:: Direction ::
Where does the string "years" appear? Copy every line of the entries below that holds it.

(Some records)

>> BEGIN

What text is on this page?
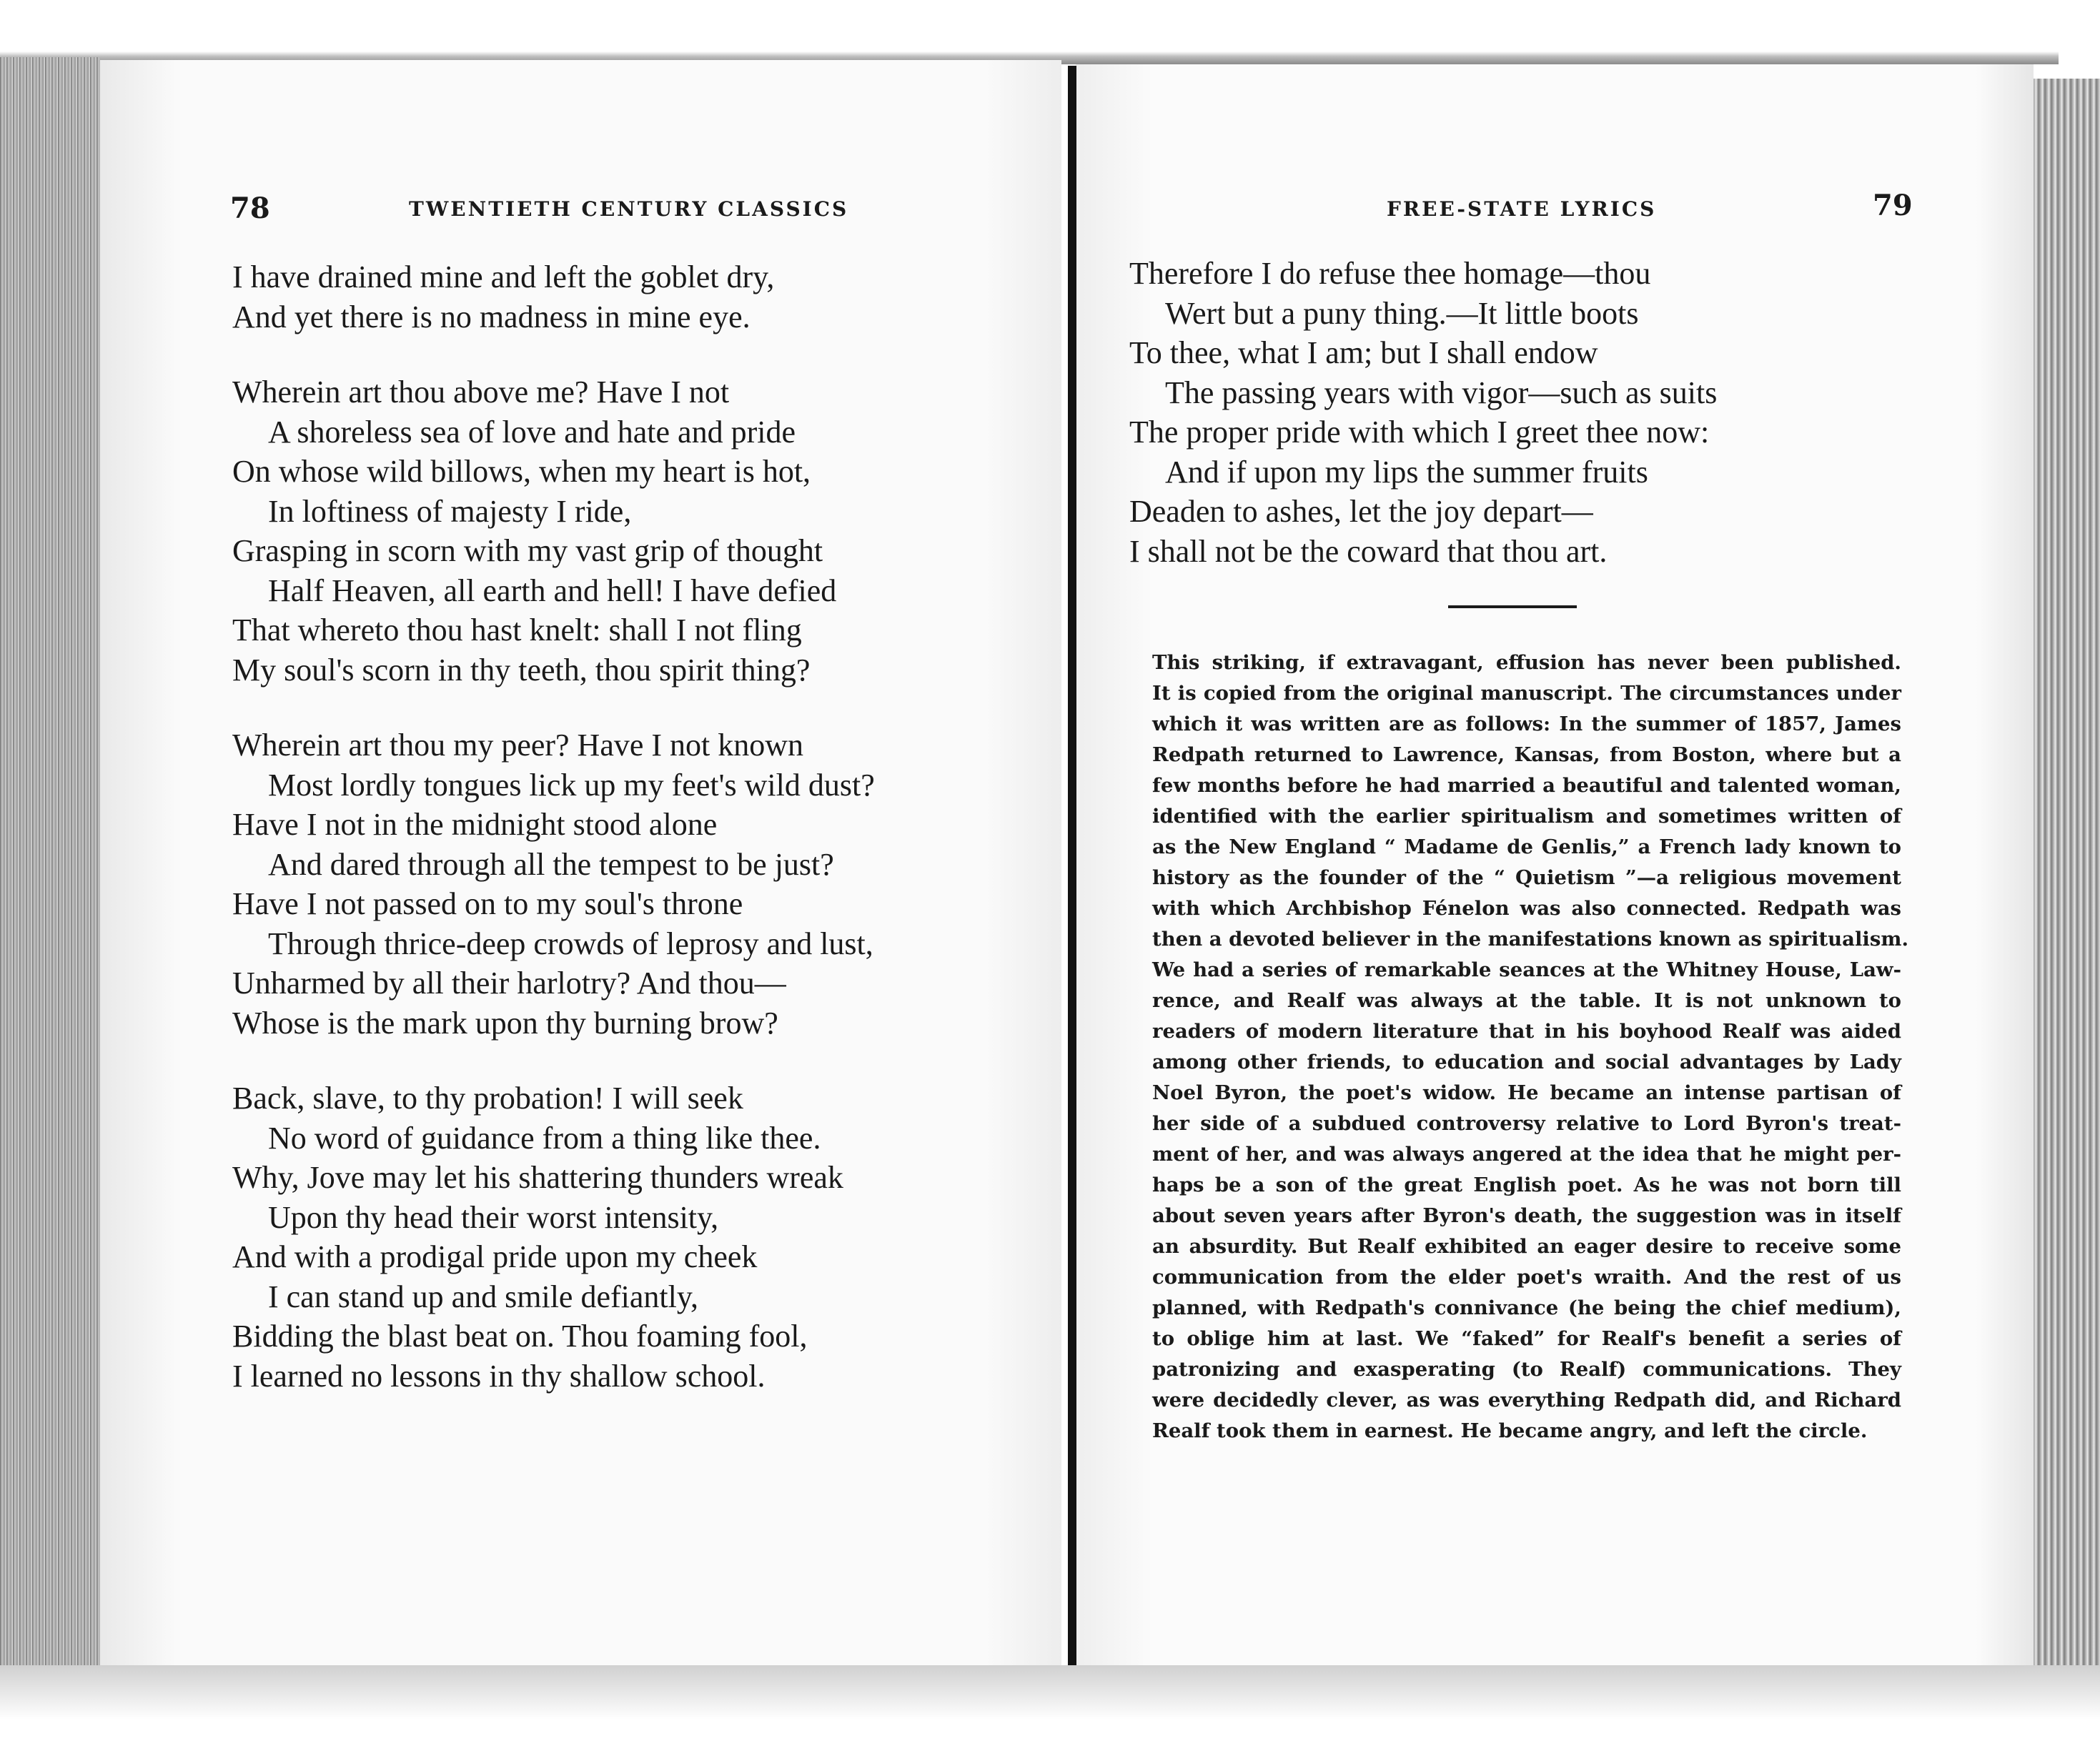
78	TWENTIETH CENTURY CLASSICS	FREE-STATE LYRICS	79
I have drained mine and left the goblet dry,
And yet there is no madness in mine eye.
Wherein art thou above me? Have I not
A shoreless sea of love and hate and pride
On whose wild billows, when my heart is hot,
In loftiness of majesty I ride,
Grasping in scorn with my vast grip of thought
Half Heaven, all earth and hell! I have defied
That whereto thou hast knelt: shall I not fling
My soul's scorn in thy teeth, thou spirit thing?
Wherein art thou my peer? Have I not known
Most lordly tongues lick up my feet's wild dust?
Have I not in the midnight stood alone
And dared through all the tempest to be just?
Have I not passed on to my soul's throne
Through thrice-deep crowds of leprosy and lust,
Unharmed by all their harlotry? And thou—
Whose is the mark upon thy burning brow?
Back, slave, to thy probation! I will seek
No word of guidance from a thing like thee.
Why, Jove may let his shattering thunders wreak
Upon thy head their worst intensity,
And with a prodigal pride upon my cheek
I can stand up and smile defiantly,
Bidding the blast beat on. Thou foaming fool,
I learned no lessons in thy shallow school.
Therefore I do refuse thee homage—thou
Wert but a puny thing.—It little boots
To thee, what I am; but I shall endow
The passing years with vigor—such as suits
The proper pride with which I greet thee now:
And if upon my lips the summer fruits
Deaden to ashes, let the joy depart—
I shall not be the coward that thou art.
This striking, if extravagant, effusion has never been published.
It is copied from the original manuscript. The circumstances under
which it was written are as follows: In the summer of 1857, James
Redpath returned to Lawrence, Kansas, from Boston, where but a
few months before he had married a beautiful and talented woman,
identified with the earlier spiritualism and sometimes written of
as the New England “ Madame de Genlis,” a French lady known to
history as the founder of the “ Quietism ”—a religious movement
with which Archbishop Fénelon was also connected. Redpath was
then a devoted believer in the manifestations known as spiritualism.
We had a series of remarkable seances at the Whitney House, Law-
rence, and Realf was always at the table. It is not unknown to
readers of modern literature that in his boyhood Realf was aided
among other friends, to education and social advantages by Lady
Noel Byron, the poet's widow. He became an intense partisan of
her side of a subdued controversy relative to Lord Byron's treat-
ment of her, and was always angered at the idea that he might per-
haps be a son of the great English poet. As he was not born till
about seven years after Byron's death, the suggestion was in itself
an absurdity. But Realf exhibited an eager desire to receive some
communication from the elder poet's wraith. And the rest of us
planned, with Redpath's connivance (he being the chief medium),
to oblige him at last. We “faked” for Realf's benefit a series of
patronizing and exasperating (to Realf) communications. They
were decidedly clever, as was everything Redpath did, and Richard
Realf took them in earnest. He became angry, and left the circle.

>> END

:: Correct response ::
The passing years with vigor—such as suits
about seven years after Byron's death, the suggestion was in itself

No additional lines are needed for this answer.